Objective
Where a line contains the word "front", copy that line.

Dataset entries
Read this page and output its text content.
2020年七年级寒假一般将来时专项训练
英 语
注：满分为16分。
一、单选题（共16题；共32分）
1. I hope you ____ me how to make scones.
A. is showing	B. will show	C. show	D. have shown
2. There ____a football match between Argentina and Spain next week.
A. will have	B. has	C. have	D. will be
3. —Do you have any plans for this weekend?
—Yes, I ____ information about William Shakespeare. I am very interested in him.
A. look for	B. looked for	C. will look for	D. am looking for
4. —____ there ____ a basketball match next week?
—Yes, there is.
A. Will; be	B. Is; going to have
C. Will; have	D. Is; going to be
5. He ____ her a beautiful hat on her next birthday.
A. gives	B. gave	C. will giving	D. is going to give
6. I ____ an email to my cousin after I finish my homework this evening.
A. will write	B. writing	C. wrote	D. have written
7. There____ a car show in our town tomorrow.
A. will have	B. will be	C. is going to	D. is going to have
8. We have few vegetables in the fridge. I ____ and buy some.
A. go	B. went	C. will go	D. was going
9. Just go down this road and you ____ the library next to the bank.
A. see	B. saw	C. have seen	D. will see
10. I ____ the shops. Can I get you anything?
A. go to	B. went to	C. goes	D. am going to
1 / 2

--

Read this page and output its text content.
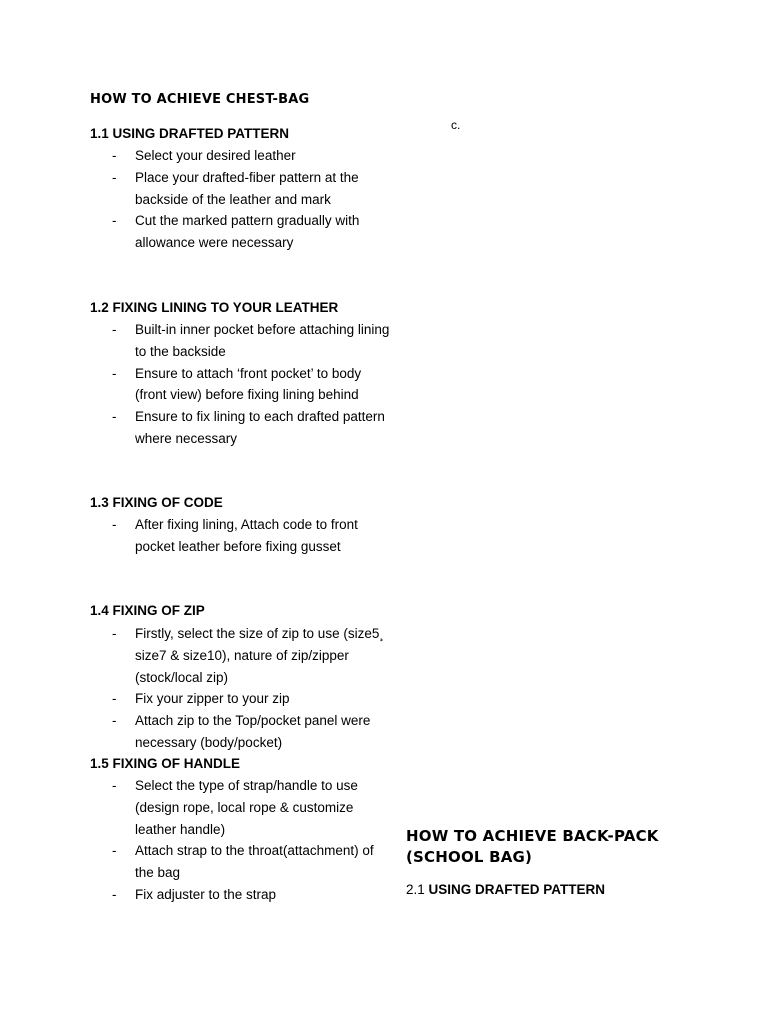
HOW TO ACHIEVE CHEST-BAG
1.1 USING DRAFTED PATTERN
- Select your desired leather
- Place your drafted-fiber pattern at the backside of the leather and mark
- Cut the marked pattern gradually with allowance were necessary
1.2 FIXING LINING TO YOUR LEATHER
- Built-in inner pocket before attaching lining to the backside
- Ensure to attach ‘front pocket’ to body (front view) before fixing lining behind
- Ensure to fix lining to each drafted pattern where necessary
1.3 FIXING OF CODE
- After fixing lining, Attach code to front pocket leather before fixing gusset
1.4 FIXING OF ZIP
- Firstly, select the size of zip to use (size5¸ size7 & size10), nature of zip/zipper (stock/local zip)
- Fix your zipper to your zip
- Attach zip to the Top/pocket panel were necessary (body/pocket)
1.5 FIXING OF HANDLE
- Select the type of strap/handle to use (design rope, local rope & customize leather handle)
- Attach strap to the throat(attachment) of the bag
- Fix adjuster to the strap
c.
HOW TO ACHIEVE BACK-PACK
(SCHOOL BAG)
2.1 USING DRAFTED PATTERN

Answer to this problem
- Ensure to attach ‘front pocket’ to body (front view) before fixing lining behind
- After fixing lining, Attach code to front pocket leather before fixing gusset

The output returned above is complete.